OBJECTIVE
Reproduce exactly the lines from the one containing "Enumerate this screenshot's" through the end of the listing, minus the pictures.

EXTRACTED DATA

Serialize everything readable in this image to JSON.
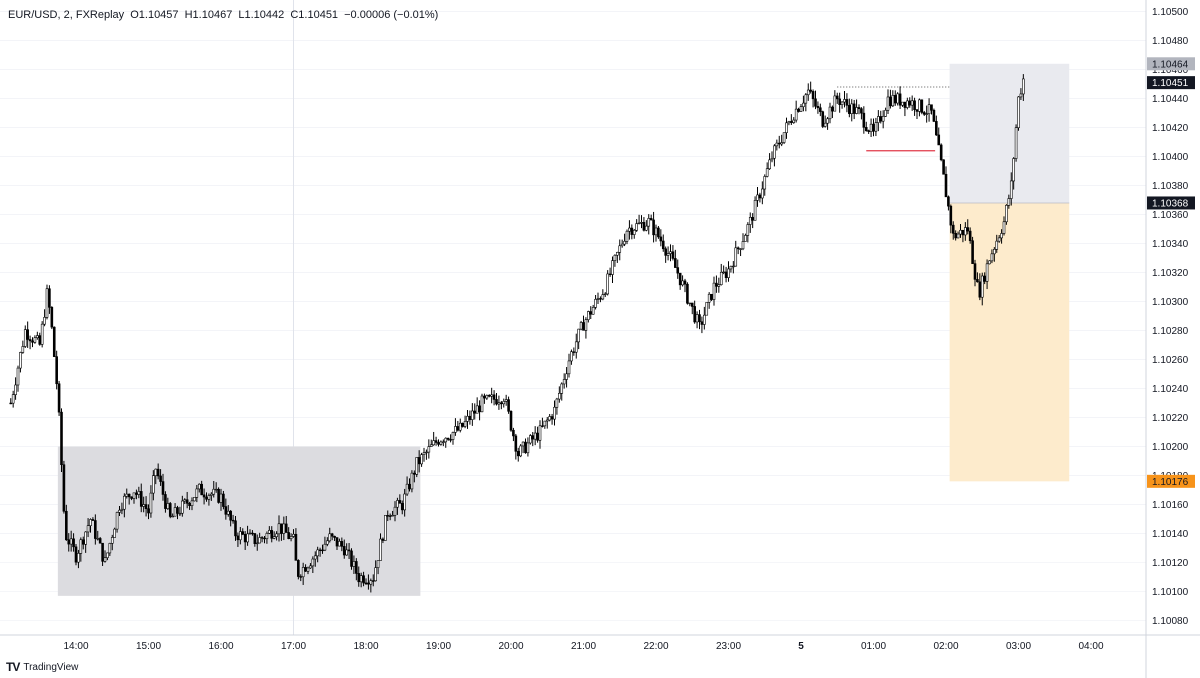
{
  "legend": {
    "symbol": "EUR/USD, 2, FXReplay",
    "open": "O1.10457",
    "high": "H1.10467",
    "low": "L1.10442",
    "close": "C1.10451",
    "change": "−0.00006 (−0.01%)"
  },
  "brand": {
    "logo": "TV",
    "name": "TradingView"
  },
  "colors": {
    "candle": "#000000",
    "grid": "#e0e3eb",
    "range_box": "#dcdce0",
    "target_box": "#e9eaef",
    "stop_box": "#fdebcc",
    "stop_tag": "#f7931a",
    "entry_tag": "#131722",
    "target_tag": "#b2b5be",
    "red_line": "#e0394a"
  },
  "chart_data": {
    "type": "candlestick",
    "symbol": "EUR/USD",
    "timeframe_minutes": 2,
    "x_ticks": [
      "14:00",
      "15:00",
      "16:00",
      "17:00",
      "18:00",
      "19:00",
      "20:00",
      "21:00",
      "22:00",
      "23:00",
      "5",
      "01:00",
      "02:00",
      "03:00",
      "04:00"
    ],
    "y_ticks": [
      "1.10500",
      "1.10480",
      "1.10460",
      "1.10440",
      "1.10420",
      "1.10400",
      "1.10380",
      "1.10360",
      "1.10340",
      "1.10320",
      "1.10300",
      "1.10280",
      "1.10260",
      "1.10240",
      "1.10220",
      "1.10200",
      "1.10180",
      "1.10160",
      "1.10140",
      "1.10120",
      "1.10100",
      "1.10080"
    ],
    "ylim": [
      1.1007,
      1.10508
    ],
    "xlim_hours": [
      13.1,
      28.6
    ],
    "price_path": [
      [
        13.1,
        1.1023
      ],
      [
        13.3,
        1.1028
      ],
      [
        13.5,
        1.1027
      ],
      [
        13.6,
        1.10305
      ],
      [
        13.65,
        1.1029
      ],
      [
        13.75,
        1.10235
      ],
      [
        13.85,
        1.1014
      ],
      [
        14.0,
        1.10125
      ],
      [
        14.2,
        1.1015
      ],
      [
        14.4,
        1.1012
      ],
      [
        14.6,
        1.1016
      ],
      [
        14.8,
        1.1017
      ],
      [
        15.0,
        1.10155
      ],
      [
        15.1,
        1.10185
      ],
      [
        15.3,
        1.1015
      ],
      [
        15.5,
        1.1016
      ],
      [
        15.7,
        1.1017
      ],
      [
        16.0,
        1.10165
      ],
      [
        16.2,
        1.1014
      ],
      [
        16.5,
        1.10135
      ],
      [
        16.8,
        1.10145
      ],
      [
        17.0,
        1.10135
      ],
      [
        17.05,
        1.10112
      ],
      [
        17.3,
        1.10125
      ],
      [
        17.5,
        1.10137
      ],
      [
        17.7,
        1.1013
      ],
      [
        17.9,
        1.1011
      ],
      [
        18.1,
        1.1011
      ],
      [
        18.3,
        1.10155
      ],
      [
        18.5,
        1.1016
      ],
      [
        18.7,
        1.10188
      ],
      [
        19.0,
        1.10205
      ],
      [
        19.3,
        1.10212
      ],
      [
        19.6,
        1.1023
      ],
      [
        19.9,
        1.10235
      ],
      [
        20.1,
        1.10195
      ],
      [
        20.4,
        1.1021
      ],
      [
        20.6,
        1.10225
      ],
      [
        20.8,
        1.1026
      ],
      [
        21.0,
        1.10285
      ],
      [
        21.3,
        1.1031
      ],
      [
        21.6,
        1.1035
      ],
      [
        21.9,
        1.10355
      ],
      [
        22.1,
        1.1034
      ],
      [
        22.3,
        1.1032
      ],
      [
        22.6,
        1.10282
      ],
      [
        22.8,
        1.1031
      ],
      [
        23.0,
        1.10322
      ],
      [
        23.3,
        1.10355
      ],
      [
        23.6,
        1.104
      ],
      [
        23.9,
        1.1043
      ],
      [
        24.1,
        1.10445
      ],
      [
        24.3,
        1.10425
      ],
      [
        24.5,
        1.1044
      ],
      [
        24.8,
        1.1043
      ],
      [
        25.0,
        1.10415
      ],
      [
        25.2,
        1.1044
      ],
      [
        25.5,
        1.10438
      ],
      [
        25.8,
        1.1043
      ],
      [
        25.95,
        1.1039
      ],
      [
        26.1,
        1.10345
      ],
      [
        26.3,
        1.1035
      ],
      [
        26.45,
        1.10305
      ],
      [
        26.6,
        1.1033
      ],
      [
        26.8,
        1.10355
      ],
      [
        26.9,
        1.1038
      ],
      [
        27.0,
        1.1044
      ],
      [
        27.1,
        1.1046
      ]
    ],
    "range_box": {
      "x0_h": 13.75,
      "x1_h": 18.75,
      "y0": 1.10097,
      "y1": 1.102
    },
    "position": {
      "x0_h": 26.05,
      "x1_h": 27.7,
      "target": 1.10464,
      "entry": 1.10368,
      "stop": 1.10176
    },
    "dotted_line": {
      "x0_h": 24.5,
      "x1_h": 26.05,
      "y": 1.10448
    },
    "red_line": {
      "x0_h": 24.9,
      "x1_h": 25.85,
      "y": 1.10404
    },
    "price_tags": {
      "target": "1.10464",
      "last": "1.10451",
      "entry": "1.10368",
      "stop": "1.10176"
    },
    "session_line_h": 17.0
  }
}
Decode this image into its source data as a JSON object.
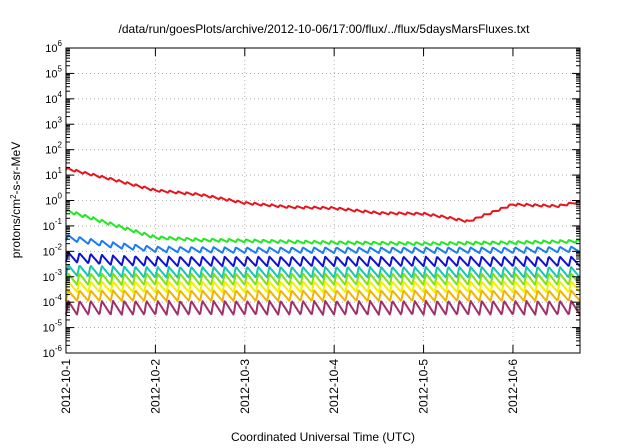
{
  "chart_data": {
    "type": "line",
    "title": "/data/run/goesPlots/archive/2012-10-06/17:00/flux/../flux/5daysMarsFluxes.txt",
    "xlabel": "Coordinated Universal Time (UTC)",
    "ylabel": "protons/cm²-s-sr-MeV",
    "yscale": "log",
    "ylim_exponents": [
      -6,
      6
    ],
    "y_tick_exponents": [
      -6,
      -5,
      -4,
      -3,
      -2,
      -1,
      0,
      1,
      2,
      3,
      4,
      5,
      6
    ],
    "x_tick_labels": [
      "2012-10-1",
      "2012-10-2",
      "2012-10-3",
      "2012-10-4",
      "2012-10-5",
      "2012-10-6"
    ],
    "xlim_days": [
      0,
      5.75
    ],
    "grid": true,
    "series": [
      {
        "color": "#e8141c",
        "x": [
          0,
          0.5,
          1.0,
          1.5,
          2.0,
          2.5,
          3.0,
          3.5,
          4.0,
          4.25,
          4.5,
          5.0,
          5.5,
          5.75
        ],
        "y": [
          18,
          7,
          2.5,
          1.7,
          0.8,
          0.55,
          0.5,
          0.32,
          0.3,
          0.22,
          0.15,
          0.7,
          0.6,
          0.9
        ]
      },
      {
        "color": "#22e822",
        "x": [
          0,
          0.5,
          1.0,
          1.5,
          2.0,
          3.0,
          4.0,
          5.0,
          5.75
        ],
        "y": [
          0.4,
          0.12,
          0.035,
          0.028,
          0.026,
          0.022,
          0.02,
          0.022,
          0.025
        ]
      },
      {
        "color": "#1a7df0",
        "x": [
          0,
          0.5,
          1.0,
          2.0,
          3.0,
          4.0,
          5.0,
          5.75
        ],
        "y": [
          0.035,
          0.018,
          0.012,
          0.011,
          0.011,
          0.011,
          0.011,
          0.012
        ]
      },
      {
        "color": "#1010d8",
        "x": [
          0,
          0.5,
          1.0,
          2.0,
          3.0,
          4.0,
          5.0,
          5.75
        ],
        "y": [
          0.006,
          0.0045,
          0.004,
          0.004,
          0.004,
          0.004,
          0.004,
          0.004
        ]
      },
      {
        "color": "#17c7b0",
        "x": [
          0,
          0.5,
          1.0,
          2.0,
          3.0,
          4.0,
          5.0,
          5.75
        ],
        "y": [
          0.0018,
          0.0016,
          0.0015,
          0.0015,
          0.0015,
          0.0015,
          0.0015,
          0.0015
        ]
      },
      {
        "color": "#7fe015",
        "x": [
          0,
          0.5,
          1.0,
          2.0,
          3.0,
          4.0,
          5.0,
          5.75
        ],
        "y": [
          0.0008,
          0.0008,
          0.0008,
          0.0008,
          0.0008,
          0.0008,
          0.0008,
          0.0008
        ]
      },
      {
        "color": "#f0f000",
        "x": [
          0,
          0.5,
          1.0,
          2.0,
          3.0,
          4.0,
          5.0,
          5.75
        ],
        "y": [
          0.0004,
          0.0004,
          0.0004,
          0.0004,
          0.0004,
          0.0004,
          0.0004,
          0.0004
        ]
      },
      {
        "color": "#f0b400",
        "x": [
          0,
          0.5,
          1.0,
          2.0,
          3.0,
          4.0,
          5.0,
          5.75
        ],
        "y": [
          0.00018,
          0.00018,
          0.00018,
          0.00018,
          0.00018,
          0.00018,
          0.00018,
          0.00018
        ]
      },
      {
        "color": "#a0306a",
        "x": [
          0,
          0.5,
          1.0,
          2.0,
          3.0,
          4.0,
          5.0,
          5.75
        ],
        "y": [
          6e-05,
          6e-05,
          6e-05,
          6e-05,
          6e-05,
          6e-05,
          6e-05,
          6e-05
        ]
      }
    ]
  }
}
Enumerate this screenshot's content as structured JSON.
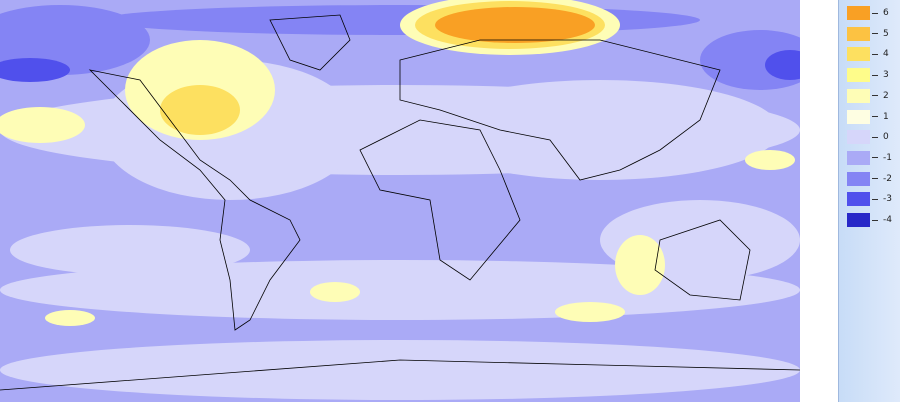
{
  "legend": {
    "items": [
      {
        "label": "6",
        "color": "#f9a024"
      },
      {
        "label": "5",
        "color": "#fcc242"
      },
      {
        "label": "4",
        "color": "#fde060"
      },
      {
        "label": "3",
        "color": "#fefc8a"
      },
      {
        "label": "2",
        "color": "#fefdb6"
      },
      {
        "label": "1",
        "color": "#fefee2"
      },
      {
        "label": "0",
        "color": "#d6d6fa"
      },
      {
        "label": "-1",
        "color": "#aaaaf6"
      },
      {
        "label": "-2",
        "color": "#8484f4"
      },
      {
        "label": "-3",
        "color": "#5050ec"
      },
      {
        "label": "-4",
        "color": "#2828c8"
      }
    ]
  }
}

RESPONSE BELOW
Enumerate this screenshot's content as structured JSON.
{
  "legend": {
    "items": [
      {
        "label": "6",
        "color": "#f9a024"
      },
      {
        "label": "5",
        "color": "#fcc242"
      },
      {
        "label": "4",
        "color": "#fde060"
      },
      {
        "label": "3",
        "color": "#fefc8a"
      },
      {
        "label": "2",
        "color": "#fefdb6"
      },
      {
        "label": "1",
        "color": "#fefee2"
      },
      {
        "label": "0",
        "color": "#d6d6fa"
      },
      {
        "label": "-1",
        "color": "#aaaaf6"
      },
      {
        "label": "-2",
        "color": "#8484f4"
      },
      {
        "label": "-3",
        "color": "#5050ec"
      },
      {
        "label": "-4",
        "color": "#2828c8"
      }
    ]
  }
}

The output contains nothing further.